#### Short exercise
Repeat the lines of the listing from the line with "staticText: Differential equations" up to and including the line with "70, 283, 84]".

=== Data shown ===

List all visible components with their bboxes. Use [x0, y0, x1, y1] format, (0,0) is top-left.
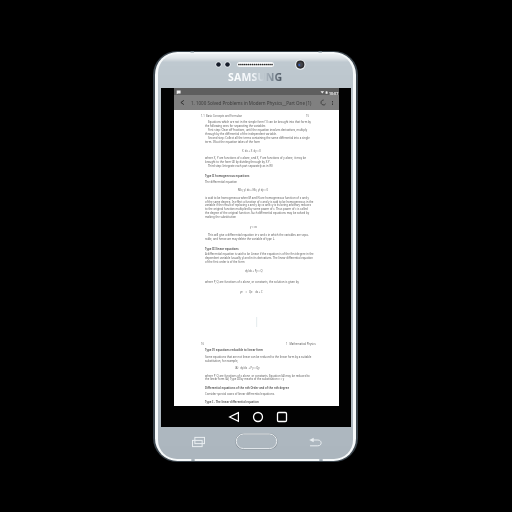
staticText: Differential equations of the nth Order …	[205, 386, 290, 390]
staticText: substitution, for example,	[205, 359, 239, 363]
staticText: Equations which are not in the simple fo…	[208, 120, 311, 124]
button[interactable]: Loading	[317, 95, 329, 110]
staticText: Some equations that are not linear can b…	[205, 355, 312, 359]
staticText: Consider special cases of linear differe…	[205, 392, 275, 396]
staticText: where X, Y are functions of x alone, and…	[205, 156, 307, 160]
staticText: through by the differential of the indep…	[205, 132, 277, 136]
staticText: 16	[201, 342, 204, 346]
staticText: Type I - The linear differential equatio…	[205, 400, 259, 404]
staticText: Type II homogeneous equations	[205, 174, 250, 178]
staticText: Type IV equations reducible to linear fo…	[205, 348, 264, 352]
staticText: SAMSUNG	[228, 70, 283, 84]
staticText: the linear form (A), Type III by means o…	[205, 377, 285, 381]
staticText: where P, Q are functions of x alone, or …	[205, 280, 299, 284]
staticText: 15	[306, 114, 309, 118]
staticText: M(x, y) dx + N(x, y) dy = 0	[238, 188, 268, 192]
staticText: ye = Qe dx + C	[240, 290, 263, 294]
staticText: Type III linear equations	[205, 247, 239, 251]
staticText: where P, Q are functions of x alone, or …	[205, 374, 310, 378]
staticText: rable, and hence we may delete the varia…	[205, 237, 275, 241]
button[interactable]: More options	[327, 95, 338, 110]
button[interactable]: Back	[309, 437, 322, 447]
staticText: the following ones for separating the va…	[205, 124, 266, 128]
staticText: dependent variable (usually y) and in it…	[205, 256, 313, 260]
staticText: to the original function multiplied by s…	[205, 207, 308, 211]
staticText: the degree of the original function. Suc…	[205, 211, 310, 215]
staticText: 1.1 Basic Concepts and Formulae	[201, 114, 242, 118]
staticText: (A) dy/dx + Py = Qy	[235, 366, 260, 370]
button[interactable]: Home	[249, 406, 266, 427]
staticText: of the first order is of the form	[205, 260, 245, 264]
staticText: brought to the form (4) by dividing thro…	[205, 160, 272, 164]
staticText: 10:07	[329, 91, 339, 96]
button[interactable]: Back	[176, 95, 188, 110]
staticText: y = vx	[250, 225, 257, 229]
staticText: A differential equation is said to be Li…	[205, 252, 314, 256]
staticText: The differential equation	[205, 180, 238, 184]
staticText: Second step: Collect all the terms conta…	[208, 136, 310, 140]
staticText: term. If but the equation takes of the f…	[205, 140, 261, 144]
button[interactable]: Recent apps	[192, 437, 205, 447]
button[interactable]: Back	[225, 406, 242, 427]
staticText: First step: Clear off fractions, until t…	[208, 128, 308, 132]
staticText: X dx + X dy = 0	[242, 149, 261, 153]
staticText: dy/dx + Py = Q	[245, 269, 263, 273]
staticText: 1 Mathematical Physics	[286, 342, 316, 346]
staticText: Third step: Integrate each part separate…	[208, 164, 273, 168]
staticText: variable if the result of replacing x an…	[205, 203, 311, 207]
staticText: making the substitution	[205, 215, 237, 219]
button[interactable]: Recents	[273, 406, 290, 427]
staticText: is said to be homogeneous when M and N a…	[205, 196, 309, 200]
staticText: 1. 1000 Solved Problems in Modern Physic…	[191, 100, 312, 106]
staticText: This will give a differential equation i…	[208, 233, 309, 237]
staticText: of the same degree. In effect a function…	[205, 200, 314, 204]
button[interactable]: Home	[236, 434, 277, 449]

===

#### Result
staticText: Differential equations of the nth Order …	[205, 386, 290, 390]
staticText: substitution, for example,	[205, 359, 239, 363]
staticText: Equations which are not in the simple fo…	[208, 120, 311, 124]
button[interactable]: Loading	[317, 95, 329, 110]
staticText: Some equations that are not linear can b…	[205, 355, 312, 359]
staticText: Consider special cases of linear differe…	[205, 392, 275, 396]
staticText: where X, Y are functions of x alone, and…	[205, 156, 307, 160]
staticText: through by the differential of the indep…	[205, 132, 277, 136]
staticText: 16	[201, 342, 204, 346]
staticText: Type I - The linear differential equatio…	[205, 400, 259, 404]
staticText: Type II homogeneous equations	[205, 174, 250, 178]
staticText: Type IV equations reducible to linear fo…	[205, 348, 264, 352]
staticText: SAMSUNG	[228, 70, 283, 84]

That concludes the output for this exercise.